> **The request**
Leave out the pictures and copy everything else in the entries exactly.

Data records
---+---

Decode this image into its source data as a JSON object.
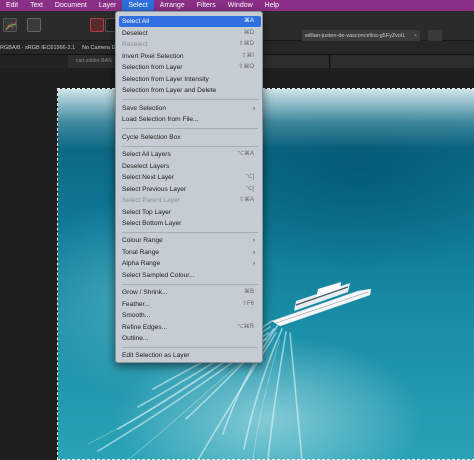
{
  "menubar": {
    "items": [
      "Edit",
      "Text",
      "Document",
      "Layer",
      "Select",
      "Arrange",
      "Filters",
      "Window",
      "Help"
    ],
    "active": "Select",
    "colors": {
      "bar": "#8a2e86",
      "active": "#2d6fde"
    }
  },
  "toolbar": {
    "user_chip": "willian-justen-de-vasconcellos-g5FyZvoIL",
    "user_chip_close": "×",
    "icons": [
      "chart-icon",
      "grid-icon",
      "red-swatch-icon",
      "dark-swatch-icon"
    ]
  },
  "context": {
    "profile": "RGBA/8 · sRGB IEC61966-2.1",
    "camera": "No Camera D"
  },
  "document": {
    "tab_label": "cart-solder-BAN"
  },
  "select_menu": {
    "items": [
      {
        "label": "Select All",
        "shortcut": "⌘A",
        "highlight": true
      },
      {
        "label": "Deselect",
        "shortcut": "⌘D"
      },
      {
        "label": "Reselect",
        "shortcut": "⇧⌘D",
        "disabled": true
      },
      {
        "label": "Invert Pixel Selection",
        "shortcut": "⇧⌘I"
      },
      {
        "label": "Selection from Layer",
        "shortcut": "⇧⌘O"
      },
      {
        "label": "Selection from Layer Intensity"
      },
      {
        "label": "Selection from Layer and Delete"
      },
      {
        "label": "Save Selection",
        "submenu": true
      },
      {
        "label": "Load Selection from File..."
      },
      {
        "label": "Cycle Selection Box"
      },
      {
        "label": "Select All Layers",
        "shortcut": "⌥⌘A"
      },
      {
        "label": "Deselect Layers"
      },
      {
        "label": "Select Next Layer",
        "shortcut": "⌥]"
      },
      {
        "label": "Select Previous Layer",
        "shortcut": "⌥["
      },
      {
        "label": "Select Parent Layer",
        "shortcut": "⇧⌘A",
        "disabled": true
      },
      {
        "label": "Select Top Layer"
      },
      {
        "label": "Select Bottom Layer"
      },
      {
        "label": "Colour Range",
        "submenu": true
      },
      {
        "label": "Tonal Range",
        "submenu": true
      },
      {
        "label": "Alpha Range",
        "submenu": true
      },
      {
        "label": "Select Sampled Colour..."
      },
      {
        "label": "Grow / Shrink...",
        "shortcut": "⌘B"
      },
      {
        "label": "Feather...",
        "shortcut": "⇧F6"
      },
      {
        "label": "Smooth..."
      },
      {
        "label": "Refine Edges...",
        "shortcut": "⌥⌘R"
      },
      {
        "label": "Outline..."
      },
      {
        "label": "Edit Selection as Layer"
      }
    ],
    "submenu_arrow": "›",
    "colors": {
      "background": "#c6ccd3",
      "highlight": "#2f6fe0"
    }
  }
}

---+---

> **Final result**
Decode this image into its source data as a JSON object.
{
  "menubar": {
    "items": [
      "Edit",
      "Text",
      "Document",
      "Layer",
      "Select",
      "Arrange",
      "Filters",
      "Window",
      "Help"
    ],
    "active": "Select",
    "colors": {
      "bar": "#8a2e86",
      "active": "#2d6fde"
    }
  },
  "toolbar": {
    "user_chip": "willian-justen-de-vasconcellos-g5FyZvoIL",
    "user_chip_close": "×",
    "icons": [
      "chart-icon",
      "grid-icon",
      "red-swatch-icon",
      "dark-swatch-icon"
    ]
  },
  "context": {
    "profile": "RGBA/8 · sRGB IEC61966-2.1",
    "camera": "No Camera D"
  },
  "document": {
    "tab_label": "cart-solder-BAN"
  },
  "select_menu": {
    "items": [
      {
        "label": "Select All",
        "shortcut": "⌘A",
        "highlight": true
      },
      {
        "label": "Deselect",
        "shortcut": "⌘D"
      },
      {
        "label": "Reselect",
        "shortcut": "⇧⌘D",
        "disabled": true
      },
      {
        "label": "Invert Pixel Selection",
        "shortcut": "⇧⌘I"
      },
      {
        "label": "Selection from Layer",
        "shortcut": "⇧⌘O"
      },
      {
        "label": "Selection from Layer Intensity"
      },
      {
        "label": "Selection from Layer and Delete"
      },
      {
        "label": "Save Selection",
        "submenu": true
      },
      {
        "label": "Load Selection from File..."
      },
      {
        "label": "Cycle Selection Box"
      },
      {
        "label": "Select All Layers",
        "shortcut": "⌥⌘A"
      },
      {
        "label": "Deselect Layers"
      },
      {
        "label": "Select Next Layer",
        "shortcut": "⌥]"
      },
      {
        "label": "Select Previous Layer",
        "shortcut": "⌥["
      },
      {
        "label": "Select Parent Layer",
        "shortcut": "⇧⌘A",
        "disabled": true
      },
      {
        "label": "Select Top Layer"
      },
      {
        "label": "Select Bottom Layer"
      },
      {
        "label": "Colour Range",
        "submenu": true
      },
      {
        "label": "Tonal Range",
        "submenu": true
      },
      {
        "label": "Alpha Range",
        "submenu": true
      },
      {
        "label": "Select Sampled Colour..."
      },
      {
        "label": "Grow / Shrink...",
        "shortcut": "⌘B"
      },
      {
        "label": "Feather...",
        "shortcut": "⇧F6"
      },
      {
        "label": "Smooth..."
      },
      {
        "label": "Refine Edges...",
        "shortcut": "⌥⌘R"
      },
      {
        "label": "Outline..."
      },
      {
        "label": "Edit Selection as Layer"
      }
    ],
    "submenu_arrow": "›",
    "colors": {
      "background": "#c6ccd3",
      "highlight": "#2f6fe0"
    }
  }
}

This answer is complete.